* start Data for this exercise *
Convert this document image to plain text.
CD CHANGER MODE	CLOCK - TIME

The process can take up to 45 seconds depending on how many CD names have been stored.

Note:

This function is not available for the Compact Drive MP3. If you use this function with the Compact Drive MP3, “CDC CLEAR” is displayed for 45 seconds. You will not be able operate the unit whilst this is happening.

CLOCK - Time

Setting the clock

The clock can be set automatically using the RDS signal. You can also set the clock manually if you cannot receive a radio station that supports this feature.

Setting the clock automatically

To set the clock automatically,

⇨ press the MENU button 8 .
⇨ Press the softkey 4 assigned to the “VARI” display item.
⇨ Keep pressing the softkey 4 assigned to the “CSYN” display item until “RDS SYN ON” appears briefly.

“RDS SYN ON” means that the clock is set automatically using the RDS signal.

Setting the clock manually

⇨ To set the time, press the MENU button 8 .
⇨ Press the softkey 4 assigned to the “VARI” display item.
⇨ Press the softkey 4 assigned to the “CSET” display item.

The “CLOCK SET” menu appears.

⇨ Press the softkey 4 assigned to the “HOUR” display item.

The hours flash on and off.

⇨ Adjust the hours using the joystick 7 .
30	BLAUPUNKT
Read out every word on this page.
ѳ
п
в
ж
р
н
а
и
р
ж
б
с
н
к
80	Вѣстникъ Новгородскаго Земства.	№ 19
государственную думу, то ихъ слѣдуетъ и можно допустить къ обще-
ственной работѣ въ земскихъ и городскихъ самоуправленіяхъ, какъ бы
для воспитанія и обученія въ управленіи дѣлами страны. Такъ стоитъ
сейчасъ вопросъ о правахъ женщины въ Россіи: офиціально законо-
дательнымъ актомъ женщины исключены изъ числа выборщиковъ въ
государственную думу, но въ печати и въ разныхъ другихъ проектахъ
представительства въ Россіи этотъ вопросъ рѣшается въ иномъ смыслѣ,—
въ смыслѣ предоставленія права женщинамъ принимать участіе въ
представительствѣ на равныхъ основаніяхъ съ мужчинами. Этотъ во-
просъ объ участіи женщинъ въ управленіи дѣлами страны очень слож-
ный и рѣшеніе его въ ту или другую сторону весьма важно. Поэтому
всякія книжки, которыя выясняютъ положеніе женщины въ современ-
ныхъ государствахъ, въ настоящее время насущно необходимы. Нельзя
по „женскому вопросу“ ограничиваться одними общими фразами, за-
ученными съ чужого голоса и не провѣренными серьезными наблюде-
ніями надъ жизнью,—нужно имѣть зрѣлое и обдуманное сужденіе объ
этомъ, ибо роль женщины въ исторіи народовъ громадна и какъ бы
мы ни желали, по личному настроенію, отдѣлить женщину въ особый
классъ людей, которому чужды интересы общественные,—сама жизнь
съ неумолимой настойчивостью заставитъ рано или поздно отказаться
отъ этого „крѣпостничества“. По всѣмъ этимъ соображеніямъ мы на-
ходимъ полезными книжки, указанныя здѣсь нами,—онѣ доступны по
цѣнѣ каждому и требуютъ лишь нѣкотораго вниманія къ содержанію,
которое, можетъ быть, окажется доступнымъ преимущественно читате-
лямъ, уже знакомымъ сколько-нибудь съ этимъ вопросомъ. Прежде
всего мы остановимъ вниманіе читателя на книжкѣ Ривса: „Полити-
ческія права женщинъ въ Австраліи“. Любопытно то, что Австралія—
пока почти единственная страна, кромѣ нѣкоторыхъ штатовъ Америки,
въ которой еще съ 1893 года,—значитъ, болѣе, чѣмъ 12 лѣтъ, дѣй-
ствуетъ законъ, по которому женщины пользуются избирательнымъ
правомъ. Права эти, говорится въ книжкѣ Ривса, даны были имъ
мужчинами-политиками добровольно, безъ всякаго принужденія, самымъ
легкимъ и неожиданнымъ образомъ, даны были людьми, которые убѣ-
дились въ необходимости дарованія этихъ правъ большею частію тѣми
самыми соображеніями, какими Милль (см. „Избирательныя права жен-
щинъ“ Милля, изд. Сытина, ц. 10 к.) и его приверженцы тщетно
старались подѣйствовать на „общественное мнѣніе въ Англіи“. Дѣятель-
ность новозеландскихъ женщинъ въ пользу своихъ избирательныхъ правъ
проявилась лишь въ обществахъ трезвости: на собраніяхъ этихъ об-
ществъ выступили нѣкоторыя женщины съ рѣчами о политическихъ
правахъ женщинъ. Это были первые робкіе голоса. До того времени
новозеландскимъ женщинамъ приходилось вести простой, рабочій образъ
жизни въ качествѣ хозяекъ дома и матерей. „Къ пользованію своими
* end Data for this exercise *
What the task asks
Extract the complete listing verbatim.

Complete output
Convert this document image to plain text.
CD CHANGER MODE	CLOCK - TIME

The process can take up to 45 seconds depending on how many CD names have been stored.

Note:

This function is not available for the Compact Drive MP3. If you use this function with the Compact Drive MP3, “CDC CLEAR” is displayed for 45 seconds. You will not be able operate the unit whilst this is happening.

CLOCK - Time

Setting the clock

The clock can be set automatically using the RDS signal. You can also set the clock manually if you cannot receive a radio station that supports this feature.

Setting the clock automatically

To set the clock automatically,

⇨ press the MENU button 8 .
⇨ Press the softkey 4 assigned to the “VARI” display item.
⇨ Keep pressing the softkey 4 assigned to the “CSYN” display item until “RDS SYN ON” appears briefly.

“RDS SYN ON” means that the clock is set automatically using the RDS signal.

Setting the clock manually

⇨ To set the time, press the MENU button 8 .
⇨ Press the softkey 4 assigned to the “VARI” display item.
⇨ Press the softkey 4 assigned to the “CSET” display item.

The “CLOCK SET” menu appears.

⇨ Press the softkey 4 assigned to the “HOUR” display item.

The hours flash on and off.

⇨ Adjust the hours using the joystick 7 .
30	BLAUPUNKT
Read out every word on this page.
ѳ
п
в
ж
р
н
а
и
р
ж
б
с
н
к
80	Вѣстникъ Новгородскаго Земства.	№ 19
государственную думу, то ихъ слѣдуетъ и можно допустить къ обще-
ственной работѣ въ земскихъ и городскихъ самоуправленіяхъ, какъ бы
для воспитанія и обученія въ управленіи дѣлами страны. Такъ стоитъ
сейчасъ вопросъ о правахъ женщины въ Россіи: офиціально законо-
дательнымъ актомъ женщины исключены изъ числа выборщиковъ въ
государственную думу, но въ печати и въ разныхъ другихъ проектахъ
представительства въ Россіи этотъ вопросъ рѣшается въ иномъ смыслѣ,—
въ смыслѣ предоставленія права женщинамъ принимать участіе въ
представительствѣ на равныхъ основаніяхъ съ мужчинами. Этотъ во-
просъ объ участіи женщинъ въ управленіи дѣлами страны очень слож-
ный и рѣшеніе его въ ту или другую сторону весьма важно. Поэтому
всякія книжки, которыя выясняютъ положеніе женщины въ современ-
ныхъ государствахъ, въ настоящее время насущно необходимы. Нельзя
по „женскому вопросу“ ограничиваться одними общими фразами, за-
ученными съ чужого голоса и не провѣренными серьезными наблюде-
ніями надъ жизнью,—нужно имѣть зрѣлое и обдуманное сужденіе объ
этомъ, ибо роль женщины въ исторіи народовъ громадна и какъ бы
мы ни желали, по личному настроенію, отдѣлить женщину въ особый
классъ людей, которому чужды интересы общественные,—сама жизнь
съ неумолимой настойчивостью заставитъ рано или поздно отказаться
отъ этого „крѣпостничества“. По всѣмъ этимъ соображеніямъ мы на-
ходимъ полезными книжки, указанныя здѣсь нами,—онѣ доступны по
цѣнѣ каждому и требуютъ лишь нѣкотораго вниманія къ содержанію,
которое, можетъ быть, окажется доступнымъ преимущественно читате-
лямъ, уже знакомымъ сколько-нибудь съ этимъ вопросомъ. Прежде
всего мы остановимъ вниманіе читателя на книжкѣ Ривса: „Полити-
ческія права женщинъ въ Австраліи“. Любопытно то, что Австралія—
пока почти единственная страна, кромѣ нѣкоторыхъ штатовъ Америки,
въ которой еще съ 1893 года,—значитъ, болѣе, чѣмъ 12 лѣтъ, дѣй-
ствуетъ законъ, по которому женщины пользуются избирательнымъ
правомъ. Права эти, говорится въ книжкѣ Ривса, даны были имъ
мужчинами-политиками добровольно, безъ всякаго принужденія, самымъ
легкимъ и неожиданнымъ образомъ, даны были людьми, которые убѣ-
дились въ необходимости дарованія этихъ правъ большею частію тѣми
самыми соображеніями, какими Милль (см. „Избирательныя права жен-
щинъ“ Милля, изд. Сытина, ц. 10 к.) и его приверженцы тщетно
старались подѣйствовать на „общественное мнѣніе въ Англіи“. Дѣятель-
ность новозеландскихъ женщинъ въ пользу своихъ избирательныхъ правъ
проявилась лишь въ обществахъ трезвости: на собраніяхъ этихъ об-
ществъ выступили нѣкоторыя женщины съ рѣчами о политическихъ
правахъ женщинъ. Это были первые робкіе голоса. До того времени
новозеландскимъ женщинамъ приходилось вести простой, рабочій образъ
жизни въ качествѣ хозяекъ дома и матерей. „Къ пользованію своими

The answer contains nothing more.